## Consignes de l'exercice
1. Répondez à ces questions à partir du témoignage :
(a) Quel sport l'ancien entraîneur enseignait-il ?
(b) Quel objet l'entraîneur a-t-il offert lors d'une soirée où l'équipe était réunie ?
(c) Quel âge avait l'entraîneur quand la narratrice avait 15 ans ?
2. Recopiez fidèlement le passage du témoignage qui va de "En 2019, après" jusqu'à "amoureux étaient réciproques.".

## Extrait du texte
————————
En 2019, après plusieurs mois de thérapie, j’ai enfin eu les déclics me permettant de porter plainte pour viol contre mon ancien entraîneur de handball. Celui qui m’a violée quand j’avais 14 ans, et de qui je pensais être amoureuse lorsque j’en avais 15 et lui 21.
Si à 14 ans, je pensais l’aimer, je me rends bien compte aujourd’hui que la situation n’avait rien de naturel : c’était une relation d’emprise. Il a tout fait pour que j’en arrive là…
Mon entraîneur avait une emprise sur moi
Je pensais qu’il était gentil. Il me regardait tout le temps et à l’époque, et pendant longtemps, sentir ce regard me faisait me sentir spéciale. J’avais l’impression d’être sa préférée. Un jour il m’a offert une petite broche, à une soirée où l’équipe était réunie…
Des détails, mais qui, mis bout à bout, me donnaient l’impression que mes sentiments amoureux étaient réciproques.
Un jour, je lui ai déclaré mon amour, et il m’a demandé de lui faire une fellation. Comment refuser? Il était mon entraîneur, il avait l’ascendant sur moi et j’étais complètement désarmée. Je n’ai pas compris ce changement de comportement soudain froid et prédateur ce jour-là. Ça ne cadrait pas avec l’image qu’il m’avait donnée de lui… Entre mes 14 et mes 15 ans, j’ai tenté d’avoir des explications sur cet événement, et n’en ai jamais eu. Il soufflait le chaud et le froid, me donnait l’impression que tout était de ma faute. Sans réponse, je me suis convaincue que tout ça n’était qu’un accident.
J’avais 15 ans, il en avait 21 : je ne pouvais pas consentir
À 15 ans, je me pensais amoureuse et fautive. Nous avons eu d’autres relations sexuelles, auxquelles je croyais consentir. Mais comment une jeune fille de 15 ans peut-elle consentir à des relations sexuelles avec un homme de 21 ans ? Ces actes n’étaient qu’une redite du viol de mes 14 ans…
Je voulais garder l’image du prince charmant que j’avais de lui, et je me suis aveuglée sur ce que je vivais. Aujourd’hui, je garde le souvenir de relations sexuelles adultes, bien au delà de ce qu’une jeune fille de 15 ans pouvait comprendre, et qu’elle n’aurait jamais dû vivre. Dans des positions bizarres, devant un film pornographique, sans aucune considération de ma personne ou de mon plaisir…
Pendant longtemps, il y a eu ce décalage bizarre entre ce qu’avaient réellement été les événements, et la manière dont je préférais m’en souvenir. J’avais tout mis sous cloche, mais parfois elle se rouvrait. Et j’en souffrais beaucoup.
————————
## Extrait des données

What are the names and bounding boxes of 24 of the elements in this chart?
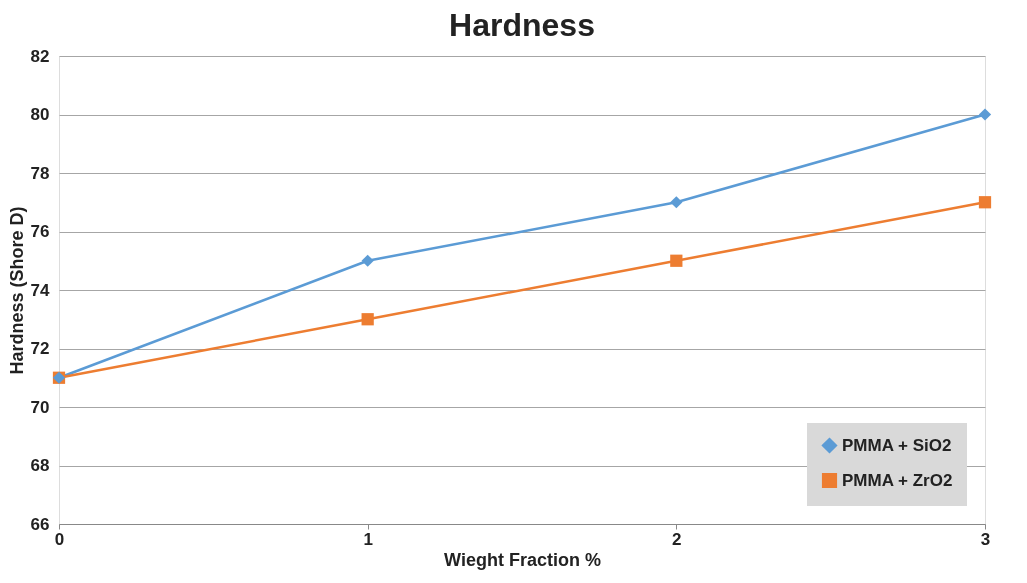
————————
## Réponses attendues
1.
(a) Le handball.
(b) Une petite broche.
(c) 21 ans.

2.
En 2019, après plusieurs mois de thérapie, j’ai enfin eu les déclics me permettant de porter plainte pour viol contre mon ancien entraîneur de handball. Celui qui m’a violée quand j’avais 14 ans, et de qui je pensais être amoureuse lorsque j’en avais 15 et lui 21.
Si à 14 ans, je pensais l’aimer, je me rends bien compte aujourd’hui que la situation n’avait rien de naturel : c’était une relation d’emprise. Il a tout fait pour que j’en arrive là…
Mon entraîneur avait une emprise sur moi
Je pensais qu’il était gentil. Il me regardait tout le temps et à l’époque, et pendant longtemps, sentir ce regard me faisait me sentir spéciale. J’avais l’impression d’être sa préférée. Un jour il m’a offert une petite broche, à une soirée où l’équipe était réunie…
Des détails, mais qui, mis bout à bout, me donnaient l’impression que mes sentiments amoureux étaient réciproques.